__Required task__: Quote the rows from the line with "x-axis-label: Frequency (GHz)" up to and including the line with "x-tick-label: 1.5 — [512, 597, 534, 614]", reproducing them verbatim.

__Data rows__:

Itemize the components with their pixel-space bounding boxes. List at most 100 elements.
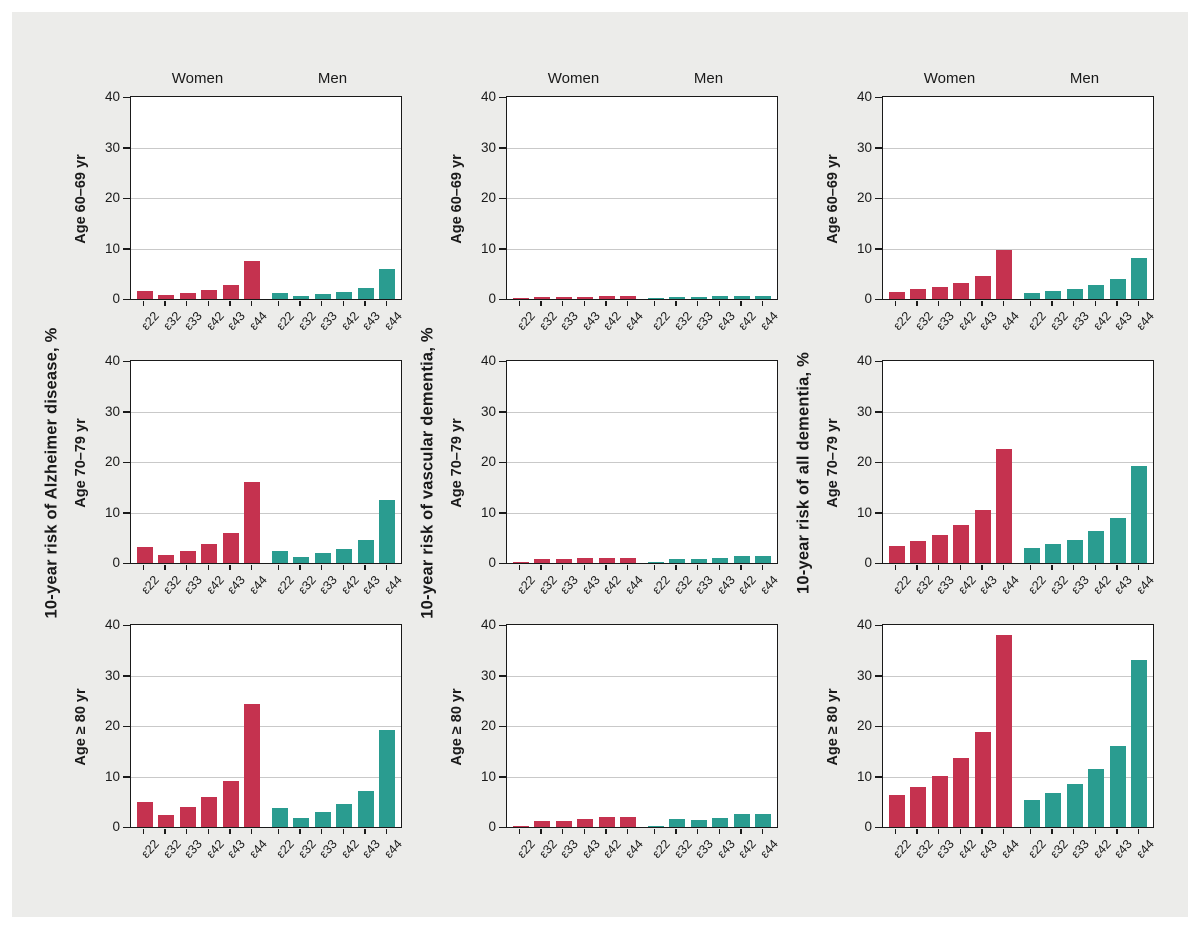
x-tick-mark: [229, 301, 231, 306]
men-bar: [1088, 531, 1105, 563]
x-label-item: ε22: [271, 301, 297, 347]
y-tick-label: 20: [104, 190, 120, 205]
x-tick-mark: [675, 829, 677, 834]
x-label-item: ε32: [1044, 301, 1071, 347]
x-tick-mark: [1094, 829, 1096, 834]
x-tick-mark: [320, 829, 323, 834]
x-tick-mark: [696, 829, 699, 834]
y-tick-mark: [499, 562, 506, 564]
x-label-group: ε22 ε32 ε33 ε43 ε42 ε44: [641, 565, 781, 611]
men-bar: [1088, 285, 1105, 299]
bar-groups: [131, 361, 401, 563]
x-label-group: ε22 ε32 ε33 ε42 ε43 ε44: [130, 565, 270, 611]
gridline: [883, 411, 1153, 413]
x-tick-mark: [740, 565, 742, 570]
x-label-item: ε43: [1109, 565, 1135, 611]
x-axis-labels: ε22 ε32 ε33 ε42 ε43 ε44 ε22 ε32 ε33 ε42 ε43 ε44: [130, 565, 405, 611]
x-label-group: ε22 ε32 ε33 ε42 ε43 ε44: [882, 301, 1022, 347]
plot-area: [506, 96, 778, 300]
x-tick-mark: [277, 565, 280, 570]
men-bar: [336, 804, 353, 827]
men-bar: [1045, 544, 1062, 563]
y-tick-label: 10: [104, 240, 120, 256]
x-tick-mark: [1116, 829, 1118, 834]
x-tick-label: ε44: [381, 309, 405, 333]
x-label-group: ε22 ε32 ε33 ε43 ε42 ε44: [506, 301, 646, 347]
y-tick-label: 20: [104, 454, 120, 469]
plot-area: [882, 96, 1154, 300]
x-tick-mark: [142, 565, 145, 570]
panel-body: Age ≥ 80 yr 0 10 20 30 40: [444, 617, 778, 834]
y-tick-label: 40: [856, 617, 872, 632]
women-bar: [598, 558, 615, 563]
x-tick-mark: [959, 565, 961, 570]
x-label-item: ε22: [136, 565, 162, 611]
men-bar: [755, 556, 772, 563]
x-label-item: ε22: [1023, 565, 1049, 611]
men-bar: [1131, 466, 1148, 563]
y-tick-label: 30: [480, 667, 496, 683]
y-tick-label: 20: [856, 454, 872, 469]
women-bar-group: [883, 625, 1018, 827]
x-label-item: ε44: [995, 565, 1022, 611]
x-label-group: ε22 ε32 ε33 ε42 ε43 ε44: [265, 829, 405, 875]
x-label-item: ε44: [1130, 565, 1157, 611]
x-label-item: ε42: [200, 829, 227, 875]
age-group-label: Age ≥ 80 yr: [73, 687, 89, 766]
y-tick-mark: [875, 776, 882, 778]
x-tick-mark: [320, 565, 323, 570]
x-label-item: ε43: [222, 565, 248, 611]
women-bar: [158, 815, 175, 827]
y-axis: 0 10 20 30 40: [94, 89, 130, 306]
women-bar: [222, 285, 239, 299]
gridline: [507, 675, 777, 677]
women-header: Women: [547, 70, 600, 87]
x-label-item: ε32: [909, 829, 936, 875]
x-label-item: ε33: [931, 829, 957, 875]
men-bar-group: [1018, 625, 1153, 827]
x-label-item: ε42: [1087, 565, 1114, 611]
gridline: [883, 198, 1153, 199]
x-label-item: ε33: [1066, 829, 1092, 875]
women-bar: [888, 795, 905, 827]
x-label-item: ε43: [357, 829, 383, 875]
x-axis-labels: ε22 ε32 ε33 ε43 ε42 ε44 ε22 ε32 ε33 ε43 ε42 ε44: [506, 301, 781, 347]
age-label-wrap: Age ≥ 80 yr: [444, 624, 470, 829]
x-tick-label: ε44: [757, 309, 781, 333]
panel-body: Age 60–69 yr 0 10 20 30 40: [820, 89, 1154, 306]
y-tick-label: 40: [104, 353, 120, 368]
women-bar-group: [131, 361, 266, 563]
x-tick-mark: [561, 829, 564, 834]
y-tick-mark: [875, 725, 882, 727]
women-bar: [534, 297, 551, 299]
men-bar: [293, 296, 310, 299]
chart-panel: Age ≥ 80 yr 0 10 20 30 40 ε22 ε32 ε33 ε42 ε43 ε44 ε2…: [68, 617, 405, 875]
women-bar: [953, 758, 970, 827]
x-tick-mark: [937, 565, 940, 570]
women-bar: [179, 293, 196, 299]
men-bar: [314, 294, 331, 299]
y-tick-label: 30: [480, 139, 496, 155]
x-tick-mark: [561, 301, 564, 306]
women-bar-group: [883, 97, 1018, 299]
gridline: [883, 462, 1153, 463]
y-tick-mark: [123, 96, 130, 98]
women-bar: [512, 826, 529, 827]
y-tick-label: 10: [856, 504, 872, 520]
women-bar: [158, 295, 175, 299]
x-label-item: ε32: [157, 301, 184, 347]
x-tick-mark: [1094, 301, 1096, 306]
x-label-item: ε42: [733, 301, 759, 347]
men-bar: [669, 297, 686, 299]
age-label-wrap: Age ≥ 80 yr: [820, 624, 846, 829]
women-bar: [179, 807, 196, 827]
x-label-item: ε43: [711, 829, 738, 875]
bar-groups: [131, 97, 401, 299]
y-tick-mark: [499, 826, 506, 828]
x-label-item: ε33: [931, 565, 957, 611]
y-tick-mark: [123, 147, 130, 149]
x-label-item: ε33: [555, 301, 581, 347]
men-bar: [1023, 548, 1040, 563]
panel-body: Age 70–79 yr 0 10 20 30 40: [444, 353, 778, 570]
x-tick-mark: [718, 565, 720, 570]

...

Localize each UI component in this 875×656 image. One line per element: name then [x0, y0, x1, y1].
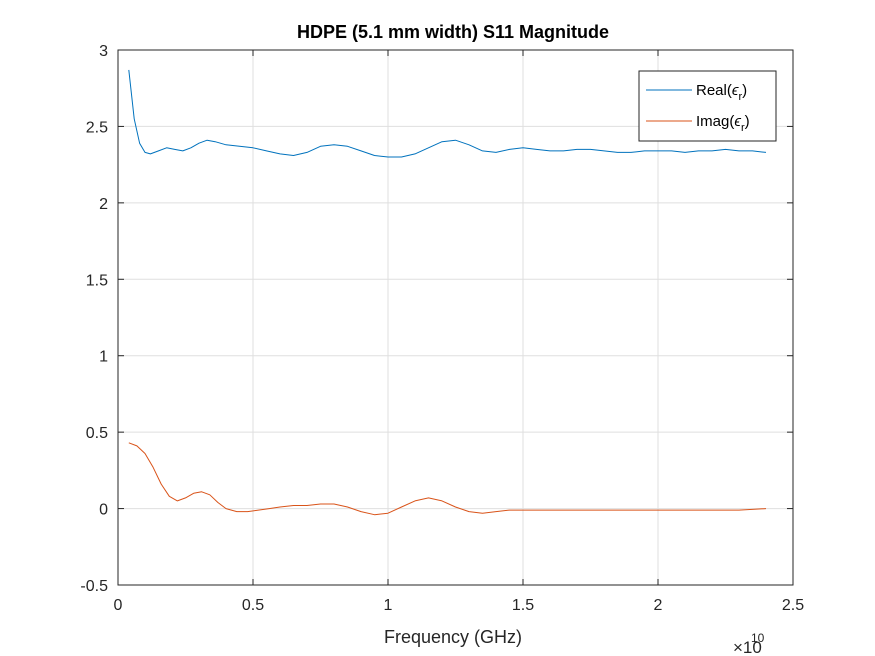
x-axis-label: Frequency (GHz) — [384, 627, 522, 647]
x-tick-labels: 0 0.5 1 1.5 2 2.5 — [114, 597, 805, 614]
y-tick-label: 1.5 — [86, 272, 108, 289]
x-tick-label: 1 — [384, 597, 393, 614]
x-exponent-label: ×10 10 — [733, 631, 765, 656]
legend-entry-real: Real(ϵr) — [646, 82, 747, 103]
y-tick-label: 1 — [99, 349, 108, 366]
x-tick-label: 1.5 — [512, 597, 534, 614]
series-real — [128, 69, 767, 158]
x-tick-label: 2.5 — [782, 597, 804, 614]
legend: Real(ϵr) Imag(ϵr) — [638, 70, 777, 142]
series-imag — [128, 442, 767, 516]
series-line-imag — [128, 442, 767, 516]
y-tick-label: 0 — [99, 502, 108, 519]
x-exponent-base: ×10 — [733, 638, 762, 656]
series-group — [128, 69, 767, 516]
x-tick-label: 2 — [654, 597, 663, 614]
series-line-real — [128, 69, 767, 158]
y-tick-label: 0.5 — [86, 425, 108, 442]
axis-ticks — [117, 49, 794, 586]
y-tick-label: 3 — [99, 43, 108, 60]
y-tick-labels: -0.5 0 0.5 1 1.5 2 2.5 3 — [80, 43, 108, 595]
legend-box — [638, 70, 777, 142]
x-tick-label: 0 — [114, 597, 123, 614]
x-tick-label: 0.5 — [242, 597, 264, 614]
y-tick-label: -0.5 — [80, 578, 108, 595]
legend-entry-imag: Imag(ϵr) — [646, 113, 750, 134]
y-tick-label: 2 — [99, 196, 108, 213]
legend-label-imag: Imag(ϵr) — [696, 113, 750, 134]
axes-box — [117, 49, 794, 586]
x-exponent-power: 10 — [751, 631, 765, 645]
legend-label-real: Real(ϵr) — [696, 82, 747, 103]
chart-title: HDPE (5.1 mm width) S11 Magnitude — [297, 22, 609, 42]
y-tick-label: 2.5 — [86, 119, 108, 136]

__Final result__:
x-axis-label: Frequency (GHz) — [384, 627, 522, 647]
x-tick-labels: 0 0.5 1 1.5 2 2.5 — [114, 597, 805, 614]
y-tick-label: 1.5 — [86, 272, 108, 289]
x-tick-label: 1 — [384, 597, 393, 614]
x-exponent-label: ×10 10 — [733, 631, 765, 656]
legend-entry-real: Real(ϵr) — [646, 82, 747, 103]
y-tick-label: 1 — [99, 349, 108, 366]
x-tick-label: 1.5 — [512, 597, 534, 614]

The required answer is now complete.